Records from a collection of figures
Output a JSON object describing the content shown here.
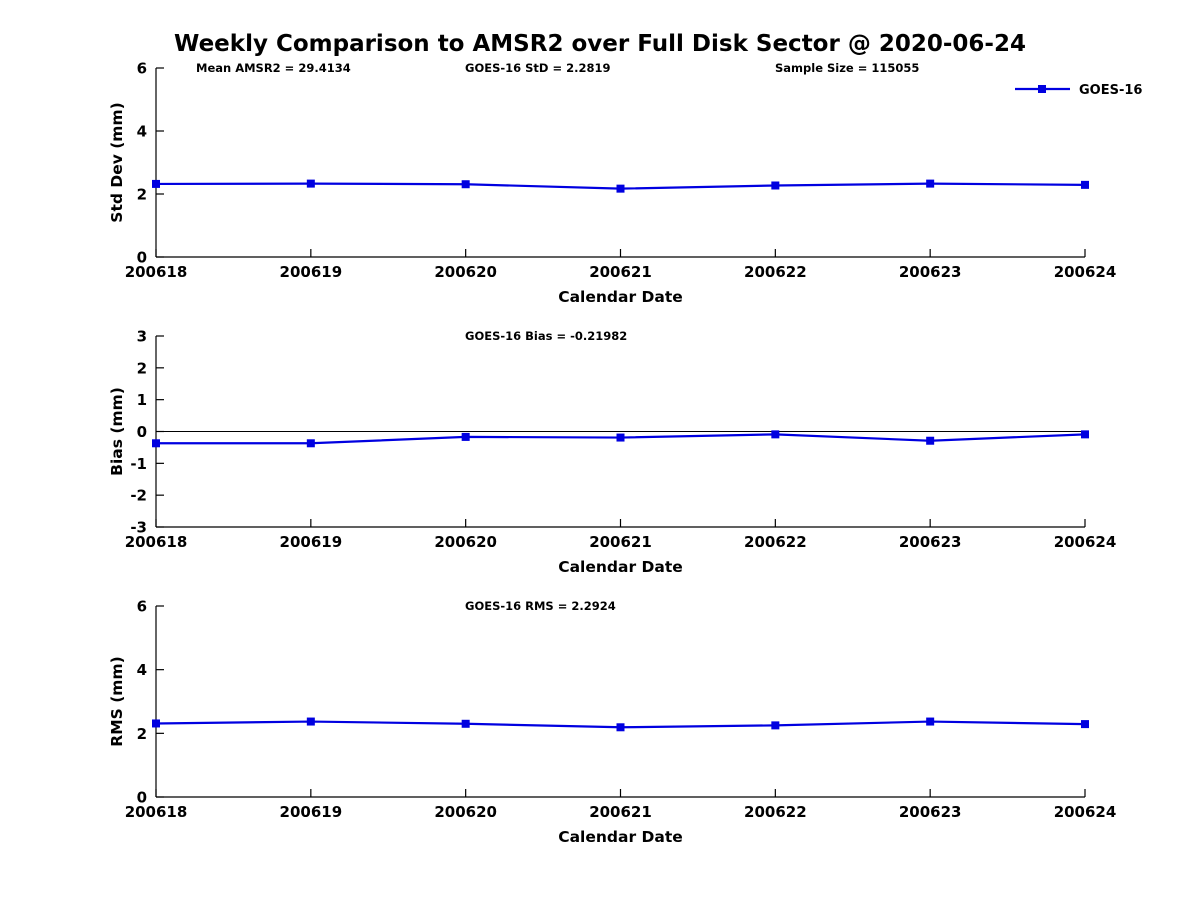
{
  "title": "Weekly Comparison to AMSR2 over Full Disk Sector @ 2020-06-24",
  "colors": {
    "series": "#0000e0",
    "axis": "#000000",
    "background": "#ffffff"
  },
  "legend": {
    "label": "GOES-16",
    "marker": "filled-square-on-line",
    "color": "#0000e0",
    "position": "top-right"
  },
  "chart_data": [
    {
      "type": "line",
      "subplot": "std-dev",
      "annotations": [
        "Mean AMSR2 = 29.4134",
        "GOES-16 StD = 2.2819",
        "Sample Size = 115055"
      ],
      "xlabel": "Calendar Date",
      "ylabel": "Std Dev (mm)",
      "categories": [
        "200618",
        "200619",
        "200620",
        "200621",
        "200622",
        "200623",
        "200624"
      ],
      "series": [
        {
          "name": "GOES-16",
          "values": [
            2.32,
            2.33,
            2.31,
            2.17,
            2.27,
            2.33,
            2.29
          ]
        }
      ],
      "ylim": [
        0,
        6
      ],
      "yticks": [
        0,
        2,
        4,
        6
      ],
      "zero_line": false,
      "show_legend": true,
      "grid": false
    },
    {
      "type": "line",
      "subplot": "bias",
      "annotations": [
        "GOES-16 Bias  = -0.21982"
      ],
      "xlabel": "Calendar Date",
      "ylabel": "Bias (mm)",
      "categories": [
        "200618",
        "200619",
        "200620",
        "200621",
        "200622",
        "200623",
        "200624"
      ],
      "series": [
        {
          "name": "GOES-16",
          "values": [
            -0.37,
            -0.37,
            -0.17,
            -0.19,
            -0.09,
            -0.29,
            -0.09
          ]
        }
      ],
      "ylim": [
        -3,
        3
      ],
      "yticks": [
        -3,
        -2,
        -1,
        0,
        1,
        2,
        3
      ],
      "zero_line": true,
      "show_legend": false,
      "grid": false
    },
    {
      "type": "line",
      "subplot": "rms",
      "annotations": [
        "GOES-16 RMS = 2.2924"
      ],
      "xlabel": "Calendar Date",
      "ylabel": "RMS (mm)",
      "categories": [
        "200618",
        "200619",
        "200620",
        "200621",
        "200622",
        "200623",
        "200624"
      ],
      "series": [
        {
          "name": "GOES-16",
          "values": [
            2.31,
            2.37,
            2.3,
            2.19,
            2.25,
            2.37,
            2.29
          ]
        }
      ],
      "ylim": [
        0,
        6
      ],
      "yticks": [
        0,
        2,
        4,
        6
      ],
      "zero_line": false,
      "show_legend": false,
      "grid": false
    }
  ]
}
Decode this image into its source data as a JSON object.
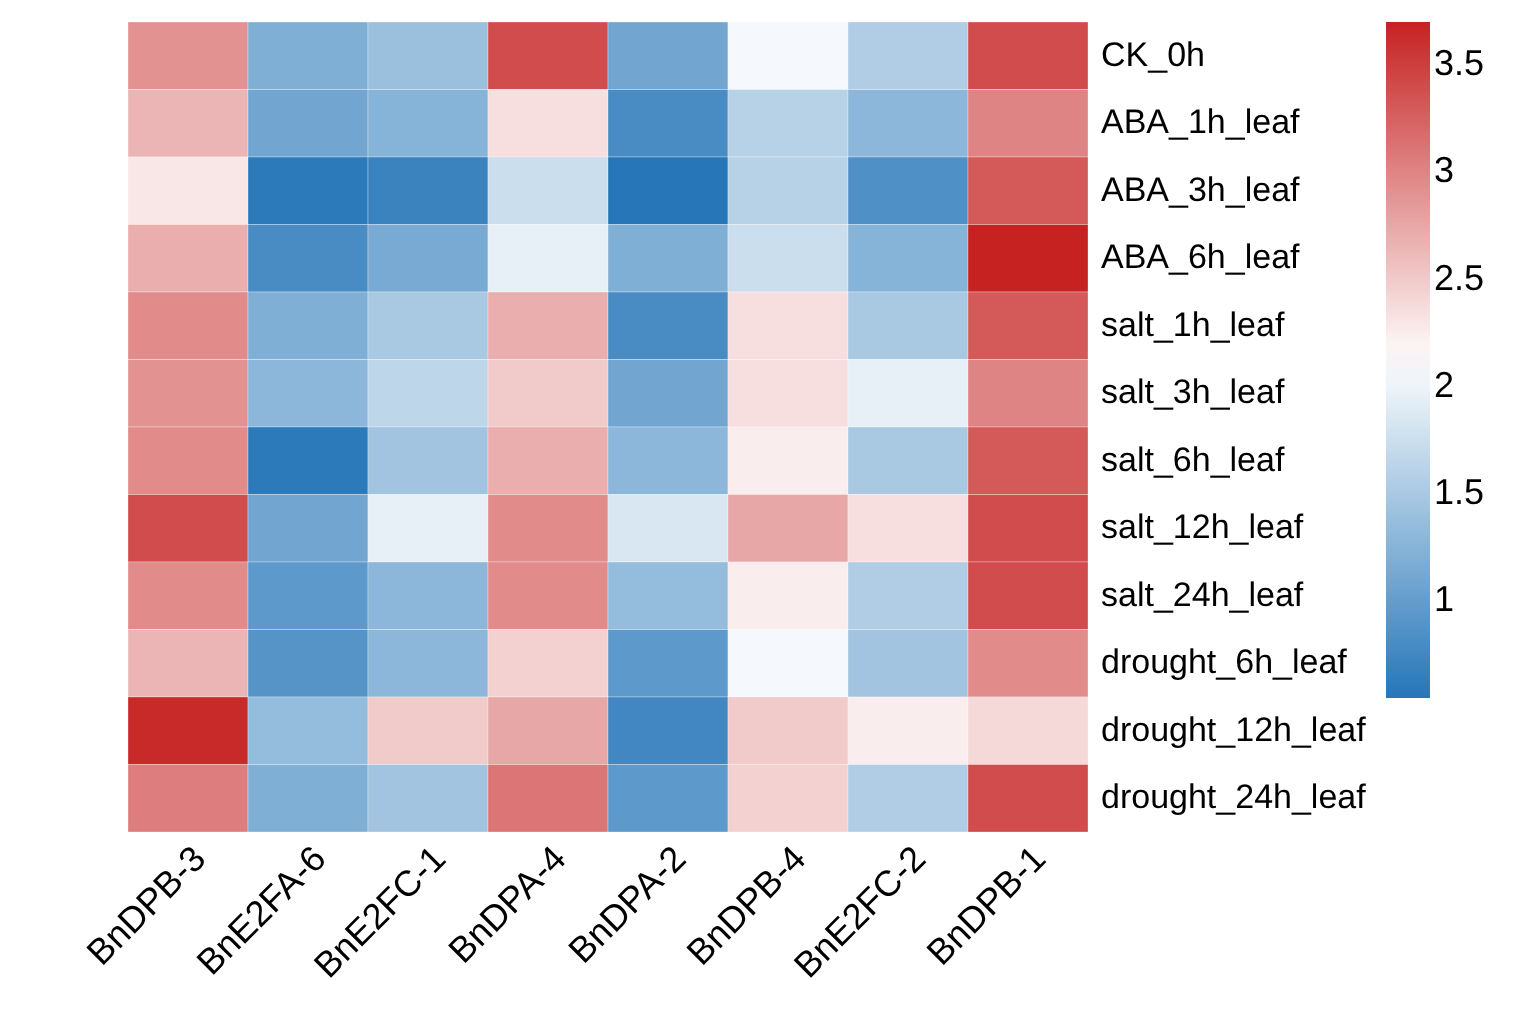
{
  "chart_data": {
    "type": "heatmap",
    "categories": [
      "BnDPB-3",
      "BnE2FA-6",
      "BnE2FC-1",
      "BnDPA-4",
      "BnDPA-2",
      "BnDPB-4",
      "BnE2FC-2",
      "BnDPB-1"
    ],
    "y_categories": [
      "CK_0h",
      "ABA_1h_leaf",
      "ABA_3h_leaf",
      "ABA_6h_leaf",
      "salt_1h_leaf",
      "salt_3h_leaf",
      "salt_6h_leaf",
      "salt_12h_leaf",
      "salt_24h_leaf",
      "drought_6h_leaf",
      "drought_12h_leaf",
      "drought_24h_leaf"
    ],
    "cells": [
      [
        2.9,
        1.2,
        1.4,
        3.4,
        1.1,
        2.05,
        1.55,
        3.4
      ],
      [
        2.65,
        1.1,
        1.25,
        2.35,
        0.8,
        1.6,
        1.3,
        3.0
      ],
      [
        2.3,
        0.6,
        0.7,
        1.75,
        0.55,
        1.6,
        0.85,
        3.3
      ],
      [
        2.7,
        0.8,
        1.15,
        1.95,
        1.2,
        1.75,
        1.25,
        3.7
      ],
      [
        2.95,
        1.2,
        1.5,
        2.7,
        0.8,
        2.35,
        1.5,
        3.3
      ],
      [
        2.9,
        1.3,
        1.65,
        2.5,
        1.1,
        2.35,
        1.95,
        3.0
      ],
      [
        2.95,
        0.6,
        1.45,
        2.7,
        1.3,
        2.25,
        1.5,
        3.3
      ],
      [
        3.4,
        1.1,
        1.95,
        2.95,
        1.85,
        2.75,
        2.35,
        3.4
      ],
      [
        2.95,
        0.95,
        1.3,
        2.95,
        1.35,
        2.25,
        1.55,
        3.4
      ],
      [
        2.65,
        0.9,
        1.3,
        2.45,
        0.95,
        2.05,
        1.45,
        2.95
      ],
      [
        3.65,
        1.35,
        2.5,
        2.75,
        0.75,
        2.5,
        2.25,
        2.4
      ],
      [
        3.05,
        1.2,
        1.45,
        3.1,
        0.95,
        2.45,
        1.55,
        3.4
      ]
    ],
    "clim": [
      0.55,
      3.7
    ],
    "cticks": [
      1,
      1.5,
      2,
      2.5,
      3,
      3.5
    ]
  }
}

▸ Exercise instructions: State the number of lines in the preceding entries that include the word "GOES". Provide nothing else.

▸ Solution to this problem: 7